**The input**.
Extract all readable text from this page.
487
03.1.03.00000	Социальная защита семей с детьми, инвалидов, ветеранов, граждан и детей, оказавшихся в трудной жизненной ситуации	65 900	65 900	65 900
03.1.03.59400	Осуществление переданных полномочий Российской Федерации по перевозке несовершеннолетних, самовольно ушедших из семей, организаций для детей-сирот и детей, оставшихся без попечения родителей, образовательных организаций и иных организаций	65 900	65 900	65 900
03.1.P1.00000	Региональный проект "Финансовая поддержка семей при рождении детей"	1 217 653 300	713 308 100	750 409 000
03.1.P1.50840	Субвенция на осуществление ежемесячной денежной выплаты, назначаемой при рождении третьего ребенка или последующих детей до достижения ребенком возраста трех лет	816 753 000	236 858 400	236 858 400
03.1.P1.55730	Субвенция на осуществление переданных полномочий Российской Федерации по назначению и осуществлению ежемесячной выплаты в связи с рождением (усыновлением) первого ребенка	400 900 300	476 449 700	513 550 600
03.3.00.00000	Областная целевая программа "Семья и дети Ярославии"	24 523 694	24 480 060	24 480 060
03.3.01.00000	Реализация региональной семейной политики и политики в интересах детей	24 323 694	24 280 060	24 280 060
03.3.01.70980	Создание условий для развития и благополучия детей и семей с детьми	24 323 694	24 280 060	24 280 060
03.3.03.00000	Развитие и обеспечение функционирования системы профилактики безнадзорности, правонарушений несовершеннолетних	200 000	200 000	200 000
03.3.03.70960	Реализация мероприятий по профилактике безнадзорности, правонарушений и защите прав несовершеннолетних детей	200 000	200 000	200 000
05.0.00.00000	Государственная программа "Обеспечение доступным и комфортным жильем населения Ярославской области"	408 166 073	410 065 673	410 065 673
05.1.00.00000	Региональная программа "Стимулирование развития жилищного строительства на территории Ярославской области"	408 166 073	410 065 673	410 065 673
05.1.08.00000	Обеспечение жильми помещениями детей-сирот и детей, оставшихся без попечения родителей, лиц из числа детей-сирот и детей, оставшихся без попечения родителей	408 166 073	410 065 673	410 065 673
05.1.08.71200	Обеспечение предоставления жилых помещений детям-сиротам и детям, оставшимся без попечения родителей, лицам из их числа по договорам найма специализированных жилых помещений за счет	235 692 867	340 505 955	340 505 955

**Given problem**.
Copy out each line exactly as written.

**Exercise output**.
Extract all readable text from this page.
487
03.1.03.00000	Социальная защита семей с детьми, инвалидов, ветеранов, граждан и детей, оказавшихся в трудной жизненной ситуации	65 900	65 900	65 900
03.1.03.59400	Осуществление переданных полномочий Российской Федерации по перевозке несовершеннолетних, самовольно ушедших из семей, организаций для детей-сирот и детей, оставшихся без попечения родителей, образовательных организаций и иных организаций	65 900	65 900	65 900
03.1.P1.00000	Региональный проект "Финансовая поддержка семей при рождении детей"	1 217 653 300	713 308 100	750 409 000
03.1.P1.50840	Субвенция на осуществление ежемесячной денежной выплаты, назначаемой при рождении третьего ребенка или последующих детей до достижения ребенком возраста трех лет	816 753 000	236 858 400	236 858 400
03.1.P1.55730	Субвенция на осуществление переданных полномочий Российской Федерации по назначению и осуществлению ежемесячной выплаты в связи с рождением (усыновлением) первого ребенка	400 900 300	476 449 700	513 550 600
03.3.00.00000	Областная целевая программа "Семья и дети Ярославии"	24 523 694	24 480 060	24 480 060
03.3.01.00000	Реализация региональной семейной политики и политики в интересах детей	24 323 694	24 280 060	24 280 060
03.3.01.70980	Создание условий для развития и благополучия детей и семей с детьми	24 323 694	24 280 060	24 280 060
03.3.03.00000	Развитие и обеспечение функционирования системы профилактики безнадзорности, правонарушений несовершеннолетних	200 000	200 000	200 000
03.3.03.70960	Реализация мероприятий по профилактике безнадзорности, правонарушений и защите прав несовершеннолетних детей	200 000	200 000	200 000
05.0.00.00000	Государственная программа "Обеспечение доступным и комфортным жильем населения Ярославской области"	408 166 073	410 065 673	410 065 673
05.1.00.00000	Региональная программа "Стимулирование развития жилищного строительства на территории Ярославской области"	408 166 073	410 065 673	410 065 673
05.1.08.00000	Обеспечение жильми помещениями детей-сирот и детей, оставшихся без попечения родителей, лиц из числа детей-сирот и детей, оставшихся без попечения родителей	408 166 073	410 065 673	410 065 673
05.1.08.71200	Обеспечение предоставления жилых помещений детям-сиротам и детям, оставшимся без попечения родителей, лицам из их числа по договорам найма специализированных жилых помещений за счет	235 692 867	340 505 955	340 505 955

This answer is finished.